Exercise - Substitute "limit pressure" for every occurrence of "critical pressure" in the entries below, and reproduce them otherwise unchanged.
_ _ _
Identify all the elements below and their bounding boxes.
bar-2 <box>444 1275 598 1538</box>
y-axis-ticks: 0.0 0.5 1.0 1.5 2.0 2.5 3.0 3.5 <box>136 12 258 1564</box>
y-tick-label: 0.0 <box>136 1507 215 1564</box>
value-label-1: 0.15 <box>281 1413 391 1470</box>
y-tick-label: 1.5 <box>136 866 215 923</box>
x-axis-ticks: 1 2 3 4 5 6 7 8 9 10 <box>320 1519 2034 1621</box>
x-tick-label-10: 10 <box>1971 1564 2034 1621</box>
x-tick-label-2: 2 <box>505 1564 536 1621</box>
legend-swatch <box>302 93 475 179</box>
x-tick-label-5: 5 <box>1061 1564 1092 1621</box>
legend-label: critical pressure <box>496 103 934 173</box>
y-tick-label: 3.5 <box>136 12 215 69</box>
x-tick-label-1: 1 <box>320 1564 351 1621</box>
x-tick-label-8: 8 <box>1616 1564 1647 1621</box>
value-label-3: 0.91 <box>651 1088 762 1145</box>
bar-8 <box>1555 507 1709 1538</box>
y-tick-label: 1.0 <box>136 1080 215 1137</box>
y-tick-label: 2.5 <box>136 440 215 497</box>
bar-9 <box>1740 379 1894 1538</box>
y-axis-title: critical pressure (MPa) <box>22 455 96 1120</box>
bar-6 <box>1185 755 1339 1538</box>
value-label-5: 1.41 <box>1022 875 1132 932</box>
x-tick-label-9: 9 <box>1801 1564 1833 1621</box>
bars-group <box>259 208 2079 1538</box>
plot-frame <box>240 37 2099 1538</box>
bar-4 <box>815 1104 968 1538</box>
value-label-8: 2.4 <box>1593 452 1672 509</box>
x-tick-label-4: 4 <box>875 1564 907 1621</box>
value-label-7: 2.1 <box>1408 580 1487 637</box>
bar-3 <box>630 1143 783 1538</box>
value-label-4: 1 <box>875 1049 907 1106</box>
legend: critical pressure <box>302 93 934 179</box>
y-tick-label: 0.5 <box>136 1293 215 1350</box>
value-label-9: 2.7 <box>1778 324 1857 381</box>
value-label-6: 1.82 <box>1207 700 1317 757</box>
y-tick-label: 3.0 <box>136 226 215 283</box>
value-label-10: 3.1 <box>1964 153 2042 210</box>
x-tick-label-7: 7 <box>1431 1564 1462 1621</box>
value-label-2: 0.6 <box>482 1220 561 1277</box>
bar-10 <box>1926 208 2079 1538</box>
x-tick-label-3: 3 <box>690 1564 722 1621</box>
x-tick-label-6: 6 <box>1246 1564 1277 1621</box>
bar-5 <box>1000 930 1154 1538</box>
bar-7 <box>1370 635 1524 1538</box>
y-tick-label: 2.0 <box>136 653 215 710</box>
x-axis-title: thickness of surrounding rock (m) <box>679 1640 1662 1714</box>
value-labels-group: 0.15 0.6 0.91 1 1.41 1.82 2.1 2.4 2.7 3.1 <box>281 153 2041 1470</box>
_ _ _
Reply -
Identify all the elements below and their bounding boxes.
bar-2 <box>444 1275 598 1538</box>
y-axis-ticks: 0.0 0.5 1.0 1.5 2.0 2.5 3.0 3.5 <box>136 12 258 1564</box>
y-tick-label: 0.0 <box>136 1507 215 1564</box>
value-label-1: 0.15 <box>281 1413 391 1470</box>
y-tick-label: 1.5 <box>136 866 215 923</box>
x-axis-ticks: 1 2 3 4 5 6 7 8 9 10 <box>320 1519 2034 1621</box>
x-tick-label-10: 10 <box>1971 1564 2034 1621</box>
x-tick-label-2: 2 <box>505 1564 536 1621</box>
legend-swatch <box>302 93 475 179</box>
x-tick-label-5: 5 <box>1061 1564 1092 1621</box>
legend-label: limit pressure <box>496 103 934 173</box>
y-tick-label: 3.5 <box>136 12 215 69</box>
x-tick-label-1: 1 <box>320 1564 351 1621</box>
x-tick-label-8: 8 <box>1616 1564 1647 1621</box>
value-label-3: 0.91 <box>651 1088 762 1145</box>
bar-8 <box>1555 507 1709 1538</box>
y-tick-label: 1.0 <box>136 1080 215 1137</box>
y-tick-label: 2.5 <box>136 440 215 497</box>
bar-9 <box>1740 379 1894 1538</box>
y-axis-title: limit pressure (MPa) <box>22 455 96 1120</box>
bar-6 <box>1185 755 1339 1538</box>
value-label-5: 1.41 <box>1022 875 1132 932</box>
x-tick-label-9: 9 <box>1801 1564 1833 1621</box>
bars-group <box>259 208 2079 1538</box>
plot-frame <box>240 37 2099 1538</box>
bar-4 <box>815 1104 968 1538</box>
value-label-8: 2.4 <box>1593 452 1672 509</box>
x-tick-label-4: 4 <box>875 1564 907 1621</box>
value-label-7: 2.1 <box>1408 580 1487 637</box>
bar-3 <box>630 1143 783 1538</box>
value-label-4: 1 <box>875 1049 907 1106</box>
legend: limit pressure <box>302 93 934 179</box>
y-tick-label: 0.5 <box>136 1293 215 1350</box>
value-label-9: 2.7 <box>1778 324 1857 381</box>
value-label-6: 1.82 <box>1207 700 1317 757</box>
y-tick-label: 3.0 <box>136 226 215 283</box>
value-label-10: 3.1 <box>1964 153 2042 210</box>
x-tick-label-7: 7 <box>1431 1564 1462 1621</box>
value-label-2: 0.6 <box>482 1220 561 1277</box>
bar-10 <box>1926 208 2079 1538</box>
x-tick-label-3: 3 <box>690 1564 722 1621</box>
x-tick-label-6: 6 <box>1246 1564 1277 1621</box>
bar-5 <box>1000 930 1154 1538</box>
bar-7 <box>1370 635 1524 1538</box>
y-tick-label: 2.0 <box>136 653 215 710</box>
x-axis-title: thickness of surrounding rock (m) <box>679 1640 1662 1714</box>
value-labels-group: 0.15 0.6 0.91 1 1.41 1.82 2.1 2.4 2.7 3.1 <box>281 153 2041 1470</box>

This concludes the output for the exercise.